— START OF PROVIDED DATA —
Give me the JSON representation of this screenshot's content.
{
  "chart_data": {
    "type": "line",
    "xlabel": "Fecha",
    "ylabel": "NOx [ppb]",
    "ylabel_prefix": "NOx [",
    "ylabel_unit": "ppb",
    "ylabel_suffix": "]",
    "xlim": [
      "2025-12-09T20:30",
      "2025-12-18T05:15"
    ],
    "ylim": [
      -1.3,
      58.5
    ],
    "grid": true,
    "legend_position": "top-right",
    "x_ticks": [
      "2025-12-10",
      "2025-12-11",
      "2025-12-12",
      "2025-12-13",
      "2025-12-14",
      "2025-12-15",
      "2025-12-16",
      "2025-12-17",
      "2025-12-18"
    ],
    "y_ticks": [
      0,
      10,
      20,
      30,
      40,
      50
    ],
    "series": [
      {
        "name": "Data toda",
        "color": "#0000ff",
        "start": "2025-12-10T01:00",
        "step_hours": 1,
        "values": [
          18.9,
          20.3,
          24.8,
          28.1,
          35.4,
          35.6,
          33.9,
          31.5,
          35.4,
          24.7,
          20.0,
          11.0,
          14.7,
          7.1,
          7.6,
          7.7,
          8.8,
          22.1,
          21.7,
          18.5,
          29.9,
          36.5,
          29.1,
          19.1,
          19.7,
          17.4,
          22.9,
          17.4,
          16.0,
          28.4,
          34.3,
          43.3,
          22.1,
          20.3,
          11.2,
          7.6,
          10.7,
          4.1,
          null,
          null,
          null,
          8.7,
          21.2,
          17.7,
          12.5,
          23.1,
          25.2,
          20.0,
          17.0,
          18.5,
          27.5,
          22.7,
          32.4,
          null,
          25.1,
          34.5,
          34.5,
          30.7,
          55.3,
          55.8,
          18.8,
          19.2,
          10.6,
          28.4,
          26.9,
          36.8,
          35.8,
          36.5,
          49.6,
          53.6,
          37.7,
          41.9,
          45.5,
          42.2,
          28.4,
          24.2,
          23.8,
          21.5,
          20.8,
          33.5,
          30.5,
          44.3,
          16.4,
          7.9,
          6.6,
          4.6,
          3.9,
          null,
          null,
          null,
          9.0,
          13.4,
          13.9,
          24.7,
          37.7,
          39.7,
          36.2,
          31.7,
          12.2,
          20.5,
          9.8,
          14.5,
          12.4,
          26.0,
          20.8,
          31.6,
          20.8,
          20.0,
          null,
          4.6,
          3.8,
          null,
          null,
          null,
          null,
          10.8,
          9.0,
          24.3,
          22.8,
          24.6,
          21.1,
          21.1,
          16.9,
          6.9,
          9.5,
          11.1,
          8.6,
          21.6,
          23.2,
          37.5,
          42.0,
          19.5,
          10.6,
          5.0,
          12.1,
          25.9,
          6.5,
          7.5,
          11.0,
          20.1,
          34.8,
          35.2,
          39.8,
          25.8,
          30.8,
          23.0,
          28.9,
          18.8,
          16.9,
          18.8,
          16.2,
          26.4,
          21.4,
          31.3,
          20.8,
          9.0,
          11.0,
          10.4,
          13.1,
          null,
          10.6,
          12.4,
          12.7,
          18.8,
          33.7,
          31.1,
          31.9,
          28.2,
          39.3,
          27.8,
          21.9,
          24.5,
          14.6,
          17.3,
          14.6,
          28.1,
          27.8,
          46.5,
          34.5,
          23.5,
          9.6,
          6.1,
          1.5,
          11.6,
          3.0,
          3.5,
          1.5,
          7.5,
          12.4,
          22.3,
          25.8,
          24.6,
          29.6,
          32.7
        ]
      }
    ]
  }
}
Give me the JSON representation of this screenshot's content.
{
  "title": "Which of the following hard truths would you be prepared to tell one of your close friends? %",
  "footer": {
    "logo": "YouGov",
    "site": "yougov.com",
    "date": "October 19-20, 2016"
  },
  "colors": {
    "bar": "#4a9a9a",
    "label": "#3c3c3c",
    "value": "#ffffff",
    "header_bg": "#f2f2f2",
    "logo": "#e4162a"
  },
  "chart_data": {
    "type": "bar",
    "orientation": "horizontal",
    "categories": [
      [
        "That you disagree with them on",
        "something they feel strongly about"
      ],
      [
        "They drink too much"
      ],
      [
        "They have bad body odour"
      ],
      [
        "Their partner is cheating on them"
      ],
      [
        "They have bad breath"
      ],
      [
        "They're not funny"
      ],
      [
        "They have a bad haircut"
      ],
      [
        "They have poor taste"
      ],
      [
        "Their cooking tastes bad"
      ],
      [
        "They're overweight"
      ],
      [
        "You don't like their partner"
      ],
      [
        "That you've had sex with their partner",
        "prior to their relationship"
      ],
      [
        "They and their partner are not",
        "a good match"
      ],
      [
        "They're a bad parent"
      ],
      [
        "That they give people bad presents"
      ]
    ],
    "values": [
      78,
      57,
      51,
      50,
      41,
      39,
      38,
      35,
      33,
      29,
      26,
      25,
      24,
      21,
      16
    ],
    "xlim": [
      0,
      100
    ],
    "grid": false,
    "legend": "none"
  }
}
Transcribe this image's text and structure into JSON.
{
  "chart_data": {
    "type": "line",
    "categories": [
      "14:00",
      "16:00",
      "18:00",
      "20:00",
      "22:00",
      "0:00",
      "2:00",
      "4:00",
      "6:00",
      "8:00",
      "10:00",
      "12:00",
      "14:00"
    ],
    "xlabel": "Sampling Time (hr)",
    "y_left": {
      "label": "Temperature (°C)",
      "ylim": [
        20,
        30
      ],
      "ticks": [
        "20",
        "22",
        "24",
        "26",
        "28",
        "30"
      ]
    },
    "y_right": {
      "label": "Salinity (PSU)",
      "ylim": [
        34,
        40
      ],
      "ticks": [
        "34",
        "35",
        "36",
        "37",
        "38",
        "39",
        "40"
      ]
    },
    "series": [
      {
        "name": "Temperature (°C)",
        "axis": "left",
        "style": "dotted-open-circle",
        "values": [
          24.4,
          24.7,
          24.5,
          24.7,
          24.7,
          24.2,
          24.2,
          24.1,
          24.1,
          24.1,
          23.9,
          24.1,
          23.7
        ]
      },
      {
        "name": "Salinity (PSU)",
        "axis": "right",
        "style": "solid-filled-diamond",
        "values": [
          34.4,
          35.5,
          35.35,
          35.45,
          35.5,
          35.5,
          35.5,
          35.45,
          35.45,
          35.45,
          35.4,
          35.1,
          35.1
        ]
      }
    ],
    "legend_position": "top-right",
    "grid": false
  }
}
— END OF PROVIDED DATA —
• [STATED EXERCISE]
Restate the listing above word for word.

• [THE REPLY]
Give me the JSON representation of this screenshot's content.
{
  "chart_data": {
    "type": "line",
    "xlabel": "Fecha",
    "ylabel": "NOx [ppb]",
    "ylabel_prefix": "NOx [",
    "ylabel_unit": "ppb",
    "ylabel_suffix": "]",
    "xlim": [
      "2025-12-09T20:30",
      "2025-12-18T05:15"
    ],
    "ylim": [
      -1.3,
      58.5
    ],
    "grid": true,
    "legend_position": "top-right",
    "x_ticks": [
      "2025-12-10",
      "2025-12-11",
      "2025-12-12",
      "2025-12-13",
      "2025-12-14",
      "2025-12-15",
      "2025-12-16",
      "2025-12-17",
      "2025-12-18"
    ],
    "y_ticks": [
      0,
      10,
      20,
      30,
      40,
      50
    ],
    "series": [
      {
        "name": "Data toda",
        "color": "#0000ff",
        "start": "2025-12-10T01:00",
        "step_hours": 1,
        "values": [
          18.9,
          20.3,
          24.8,
          28.1,
          35.4,
          35.6,
          33.9,
          31.5,
          35.4,
          24.7,
          20.0,
          11.0,
          14.7,
          7.1,
          7.6,
          7.7,
          8.8,
          22.1,
          21.7,
          18.5,
          29.9,
          36.5,
          29.1,
          19.1,
          19.7,
          17.4,
          22.9,
          17.4,
          16.0,
          28.4,
          34.3,
          43.3,
          22.1,
          20.3,
          11.2,
          7.6,
          10.7,
          4.1,
          null,
          null,
          null,
          8.7,
          21.2,
          17.7,
          12.5,
          23.1,
          25.2,
          20.0,
          17.0,
          18.5,
          27.5,
          22.7,
          32.4,
          null,
          25.1,
          34.5,
          34.5,
          30.7,
          55.3,
          55.8,
          18.8,
          19.2,
          10.6,
          28.4,
          26.9,
          36.8,
          35.8,
          36.5,
          49.6,
          53.6,
          37.7,
          41.9,
          45.5,
          42.2,
          28.4,
          24.2,
          23.8,
          21.5,
          20.8,
          33.5,
          30.5,
          44.3,
          16.4,
          7.9,
          6.6,
          4.6,
          3.9,
          null,
          null,
          null,
          9.0,
          13.4,
          13.9,
          24.7,
          37.7,
          39.7,
          36.2,
          31.7,
          12.2,
          20.5,
          9.8,
          14.5,
          12.4,
          26.0,
          20.8,
          31.6,
          20.8,
          20.0,
          null,
          4.6,
          3.8,
          null,
          null,
          null,
          null,
          10.8,
          9.0,
          24.3,
          22.8,
          24.6,
          21.1,
          21.1,
          16.9,
          6.9,
          9.5,
          11.1,
          8.6,
          21.6,
          23.2,
          37.5,
          42.0,
          19.5,
          10.6,
          5.0,
          12.1,
          25.9,
          6.5,
          7.5,
          11.0,
          20.1,
          34.8,
          35.2,
          39.8,
          25.8,
          30.8,
          23.0,
          28.9,
          18.8,
          16.9,
          18.8,
          16.2,
          26.4,
          21.4,
          31.3,
          20.8,
          9.0,
          11.0,
          10.4,
          13.1,
          null,
          10.6,
          12.4,
          12.7,
          18.8,
          33.7,
          31.1,
          31.9,
          28.2,
          39.3,
          27.8,
          21.9,
          24.5,
          14.6,
          17.3,
          14.6,
          28.1,
          27.8,
          46.5,
          34.5,
          23.5,
          9.6,
          6.1,
          1.5,
          11.6,
          3.0,
          3.5,
          1.5,
          7.5,
          12.4,
          22.3,
          25.8,
          24.6,
          29.6,
          32.7
        ]
      }
    ]
  }
}
Give me the JSON representation of this screenshot's content.
{
  "title": "Which of the following hard truths would you be prepared to tell one of your close friends? %",
  "footer": {
    "logo": "YouGov",
    "site": "yougov.com",
    "date": "October 19-20, 2016"
  },
  "colors": {
    "bar": "#4a9a9a",
    "label": "#3c3c3c",
    "value": "#ffffff",
    "header_bg": "#f2f2f2",
    "logo": "#e4162a"
  },
  "chart_data": {
    "type": "bar",
    "orientation": "horizontal",
    "categories": [
      [
        "That you disagree with them on",
        "something they feel strongly about"
      ],
      [
        "They drink too much"
      ],
      [
        "They have bad body odour"
      ],
      [
        "Their partner is cheating on them"
      ],
      [
        "They have bad breath"
      ],
      [
        "They're not funny"
      ],
      [
        "They have a bad haircut"
      ],
      [
        "They have poor taste"
      ],
      [
        "Their cooking tastes bad"
      ],
      [
        "They're overweight"
      ],
      [
        "You don't like their partner"
      ],
      [
        "That you've had sex with their partner",
        "prior to their relationship"
      ],
      [
        "They and their partner are not",
        "a good match"
      ],
      [
        "They're a bad parent"
      ],
      [
        "That they give people bad presents"
      ]
    ],
    "values": [
      78,
      57,
      51,
      50,
      41,
      39,
      38,
      35,
      33,
      29,
      26,
      25,
      24,
      21,
      16
    ],
    "xlim": [
      0,
      100
    ],
    "grid": false,
    "legend": "none"
  }
}
Transcribe this image's text and structure into JSON.
{
  "chart_data": {
    "type": "line",
    "categories": [
      "14:00",
      "16:00",
      "18:00",
      "20:00",
      "22:00",
      "0:00",
      "2:00",
      "4:00",
      "6:00",
      "8:00",
      "10:00",
      "12:00",
      "14:00"
    ],
    "xlabel": "Sampling Time (hr)",
    "y_left": {
      "label": "Temperature (°C)",
      "ylim": [
        20,
        30
      ],
      "ticks": [
        "20",
        "22",
        "24",
        "26",
        "28",
        "30"
      ]
    },
    "y_right": {
      "label": "Salinity (PSU)",
      "ylim": [
        34,
        40
      ],
      "ticks": [
        "34",
        "35",
        "36",
        "37",
        "38",
        "39",
        "40"
      ]
    },
    "series": [
      {
        "name": "Temperature (°C)",
        "axis": "left",
        "style": "dotted-open-circle",
        "values": [
          24.4,
          24.7,
          24.5,
          24.7,
          24.7,
          24.2,
          24.2,
          24.1,
          24.1,
          24.1,
          23.9,
          24.1,
          23.7
        ]
      },
      {
        "name": "Salinity (PSU)",
        "axis": "right",
        "style": "solid-filled-diamond",
        "values": [
          34.4,
          35.5,
          35.35,
          35.45,
          35.5,
          35.5,
          35.5,
          35.45,
          35.45,
          35.45,
          35.4,
          35.1,
          35.1
        ]
      }
    ],
    "legend_position": "top-right",
    "grid": false
  }
}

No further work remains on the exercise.